## BEGIN
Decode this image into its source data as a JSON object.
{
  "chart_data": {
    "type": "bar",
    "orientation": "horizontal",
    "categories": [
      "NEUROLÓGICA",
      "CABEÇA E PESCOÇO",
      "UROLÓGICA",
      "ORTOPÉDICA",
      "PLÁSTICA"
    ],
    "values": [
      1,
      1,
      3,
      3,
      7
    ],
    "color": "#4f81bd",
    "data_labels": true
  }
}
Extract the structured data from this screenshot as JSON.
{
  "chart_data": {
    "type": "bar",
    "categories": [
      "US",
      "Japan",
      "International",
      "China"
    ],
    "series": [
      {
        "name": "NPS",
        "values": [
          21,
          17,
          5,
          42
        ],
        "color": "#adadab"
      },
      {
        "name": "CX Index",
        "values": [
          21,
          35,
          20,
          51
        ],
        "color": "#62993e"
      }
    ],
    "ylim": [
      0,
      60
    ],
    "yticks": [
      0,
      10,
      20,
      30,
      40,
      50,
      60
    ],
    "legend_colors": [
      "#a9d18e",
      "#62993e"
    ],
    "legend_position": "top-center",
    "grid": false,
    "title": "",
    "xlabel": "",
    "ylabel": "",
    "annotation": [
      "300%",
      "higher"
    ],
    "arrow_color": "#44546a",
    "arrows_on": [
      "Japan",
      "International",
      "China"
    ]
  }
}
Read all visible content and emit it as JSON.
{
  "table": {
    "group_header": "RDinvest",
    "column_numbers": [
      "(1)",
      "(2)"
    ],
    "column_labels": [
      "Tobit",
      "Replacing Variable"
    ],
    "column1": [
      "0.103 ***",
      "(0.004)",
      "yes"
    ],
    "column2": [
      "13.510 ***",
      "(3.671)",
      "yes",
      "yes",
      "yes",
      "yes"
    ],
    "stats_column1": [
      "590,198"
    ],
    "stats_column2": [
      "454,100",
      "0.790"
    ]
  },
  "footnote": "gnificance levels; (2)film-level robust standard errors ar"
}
## END
Whenever "this" turns up in a line, pick that line out.

■ Solution to the exercise:
Decode this image into its source data as a JSON object.
Extract the structured data from this screenshot as JSON.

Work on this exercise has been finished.